What the exercise asks
Give every entry again, word for word.

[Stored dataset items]
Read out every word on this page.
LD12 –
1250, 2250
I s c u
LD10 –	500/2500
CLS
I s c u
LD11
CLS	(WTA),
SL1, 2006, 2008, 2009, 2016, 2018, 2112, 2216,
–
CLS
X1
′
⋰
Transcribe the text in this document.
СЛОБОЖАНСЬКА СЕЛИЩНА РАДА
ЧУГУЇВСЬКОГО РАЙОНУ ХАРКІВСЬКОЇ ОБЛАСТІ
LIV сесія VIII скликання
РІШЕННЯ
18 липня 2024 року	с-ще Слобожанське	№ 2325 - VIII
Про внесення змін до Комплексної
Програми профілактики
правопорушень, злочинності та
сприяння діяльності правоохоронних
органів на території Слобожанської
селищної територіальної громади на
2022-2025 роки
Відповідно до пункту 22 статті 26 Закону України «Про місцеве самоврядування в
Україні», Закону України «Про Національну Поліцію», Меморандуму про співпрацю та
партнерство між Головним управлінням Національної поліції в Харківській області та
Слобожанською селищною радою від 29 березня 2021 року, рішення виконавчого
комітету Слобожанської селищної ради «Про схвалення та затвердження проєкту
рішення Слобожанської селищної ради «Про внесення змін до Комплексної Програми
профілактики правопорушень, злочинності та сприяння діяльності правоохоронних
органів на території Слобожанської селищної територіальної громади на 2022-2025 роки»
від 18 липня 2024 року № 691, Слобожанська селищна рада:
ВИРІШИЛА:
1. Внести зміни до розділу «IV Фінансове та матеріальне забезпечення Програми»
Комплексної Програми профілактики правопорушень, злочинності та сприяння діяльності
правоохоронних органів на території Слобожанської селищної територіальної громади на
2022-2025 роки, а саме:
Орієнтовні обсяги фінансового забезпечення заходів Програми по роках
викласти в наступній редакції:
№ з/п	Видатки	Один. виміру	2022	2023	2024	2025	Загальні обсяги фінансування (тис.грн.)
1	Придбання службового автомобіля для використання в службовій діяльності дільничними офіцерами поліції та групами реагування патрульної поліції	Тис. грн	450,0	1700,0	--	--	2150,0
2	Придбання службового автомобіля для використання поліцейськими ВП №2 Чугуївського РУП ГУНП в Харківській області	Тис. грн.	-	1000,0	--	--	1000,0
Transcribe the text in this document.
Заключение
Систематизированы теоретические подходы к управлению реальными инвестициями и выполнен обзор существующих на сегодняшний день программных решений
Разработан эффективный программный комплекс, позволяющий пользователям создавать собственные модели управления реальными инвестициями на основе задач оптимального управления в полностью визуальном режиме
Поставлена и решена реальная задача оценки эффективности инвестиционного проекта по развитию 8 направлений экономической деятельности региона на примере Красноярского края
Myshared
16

Answer for the task
Read out every word on this page.
LD12 –
1250, 2250
I s c u
LD10 –	500/2500
CLS
I s c u
LD11
CLS	(WTA),
SL1, 2006, 2008, 2009, 2016, 2018, 2112, 2216,
–
CLS
X1
′
⋰
Transcribe the text in this document.
СЛОБОЖАНСЬКА СЕЛИЩНА РАДА
ЧУГУЇВСЬКОГО РАЙОНУ ХАРКІВСЬКОЇ ОБЛАСТІ
LIV сесія VIII скликання
РІШЕННЯ
18 липня 2024 року	с-ще Слобожанське	№ 2325 - VIII
Про внесення змін до Комплексної
Програми профілактики
правопорушень, злочинності та
сприяння діяльності правоохоронних
органів на території Слобожанської
селищної територіальної громади на
2022-2025 роки
Відповідно до пункту 22 статті 26 Закону України «Про місцеве самоврядування в
Україні», Закону України «Про Національну Поліцію», Меморандуму про співпрацю та
партнерство між Головним управлінням Національної поліції в Харківській області та
Слобожанською селищною радою від 29 березня 2021 року, рішення виконавчого
комітету Слобожанської селищної ради «Про схвалення та затвердження проєкту
рішення Слобожанської селищної ради «Про внесення змін до Комплексної Програми
профілактики правопорушень, злочинності та сприяння діяльності правоохоронних
органів на території Слобожанської селищної територіальної громади на 2022-2025 роки»
від 18 липня 2024 року № 691, Слобожанська селищна рада:
ВИРІШИЛА:
1. Внести зміни до розділу «IV Фінансове та матеріальне забезпечення Програми»
Комплексної Програми профілактики правопорушень, злочинності та сприяння діяльності
правоохоронних органів на території Слобожанської селищної територіальної громади на
2022-2025 роки, а саме:
Орієнтовні обсяги фінансового забезпечення заходів Програми по роках
викласти в наступній редакції:
№ з/п	Видатки	Один. виміру	2022	2023	2024	2025	Загальні обсяги фінансування (тис.грн.)
1	Придбання службового автомобіля для використання в службовій діяльності дільничними офіцерами поліції та групами реагування патрульної поліції	Тис. грн	450,0	1700,0	--	--	2150,0
2	Придбання службового автомобіля для використання поліцейськими ВП №2 Чугуївського РУП ГУНП в Харківській області	Тис. грн.	-	1000,0	--	--	1000,0
Transcribe the text in this document.
Заключение
Систематизированы теоретические подходы к управлению реальными инвестициями и выполнен обзор существующих на сегодняшний день программных решений
Разработан эффективный программный комплекс, позволяющий пользователям создавать собственные модели управления реальными инвестициями на основе задач оптимального управления в полностью визуальном режиме
Поставлена и решена реальная задача оценки эффективности инвестиционного проекта по развитию 8 направлений экономической деятельности региона на примере Красноярского края
Myshared
16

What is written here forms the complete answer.